• Given problem
Give only the number of lines where "label" occurs.

● ● ● ● ● ● ●

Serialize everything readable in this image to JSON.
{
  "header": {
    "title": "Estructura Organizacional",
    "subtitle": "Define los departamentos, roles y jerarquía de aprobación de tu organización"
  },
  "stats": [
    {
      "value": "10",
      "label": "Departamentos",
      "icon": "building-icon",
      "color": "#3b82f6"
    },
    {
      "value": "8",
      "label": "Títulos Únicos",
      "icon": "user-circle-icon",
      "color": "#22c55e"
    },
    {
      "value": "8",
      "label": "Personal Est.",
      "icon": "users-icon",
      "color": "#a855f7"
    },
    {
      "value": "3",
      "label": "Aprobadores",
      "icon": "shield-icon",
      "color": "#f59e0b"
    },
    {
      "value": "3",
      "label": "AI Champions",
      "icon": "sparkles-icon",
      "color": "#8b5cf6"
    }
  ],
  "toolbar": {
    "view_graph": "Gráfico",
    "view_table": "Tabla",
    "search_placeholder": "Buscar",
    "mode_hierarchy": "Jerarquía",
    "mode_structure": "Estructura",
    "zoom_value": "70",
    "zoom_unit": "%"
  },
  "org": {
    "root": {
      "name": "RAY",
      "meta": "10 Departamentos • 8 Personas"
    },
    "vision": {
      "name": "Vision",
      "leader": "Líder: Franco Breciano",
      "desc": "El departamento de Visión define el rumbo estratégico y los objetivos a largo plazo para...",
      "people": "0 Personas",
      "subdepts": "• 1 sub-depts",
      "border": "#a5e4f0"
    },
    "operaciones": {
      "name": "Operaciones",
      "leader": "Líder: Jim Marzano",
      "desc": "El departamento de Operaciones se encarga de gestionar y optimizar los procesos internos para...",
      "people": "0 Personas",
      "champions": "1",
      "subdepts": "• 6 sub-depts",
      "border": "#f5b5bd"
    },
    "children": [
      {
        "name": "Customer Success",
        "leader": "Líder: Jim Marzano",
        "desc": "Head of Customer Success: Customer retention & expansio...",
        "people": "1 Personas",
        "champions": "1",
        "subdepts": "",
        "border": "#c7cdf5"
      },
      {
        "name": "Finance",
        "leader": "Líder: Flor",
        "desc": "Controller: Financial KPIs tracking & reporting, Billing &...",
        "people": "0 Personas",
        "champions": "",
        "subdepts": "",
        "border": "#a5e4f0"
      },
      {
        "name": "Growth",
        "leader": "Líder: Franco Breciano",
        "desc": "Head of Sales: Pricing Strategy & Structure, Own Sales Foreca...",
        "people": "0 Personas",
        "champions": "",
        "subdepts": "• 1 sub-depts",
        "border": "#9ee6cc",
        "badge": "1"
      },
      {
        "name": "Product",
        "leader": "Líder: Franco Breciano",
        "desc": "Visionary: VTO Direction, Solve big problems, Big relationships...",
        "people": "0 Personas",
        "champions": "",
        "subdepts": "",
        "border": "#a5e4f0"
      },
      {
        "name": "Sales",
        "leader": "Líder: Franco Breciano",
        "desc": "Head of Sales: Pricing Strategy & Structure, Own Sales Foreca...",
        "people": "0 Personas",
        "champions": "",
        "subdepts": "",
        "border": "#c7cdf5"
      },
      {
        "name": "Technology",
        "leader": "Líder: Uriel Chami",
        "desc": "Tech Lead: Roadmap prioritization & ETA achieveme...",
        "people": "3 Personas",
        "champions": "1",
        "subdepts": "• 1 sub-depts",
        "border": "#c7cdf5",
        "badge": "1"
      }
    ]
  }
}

● ● ● ● ● ● ●

• Solution below
5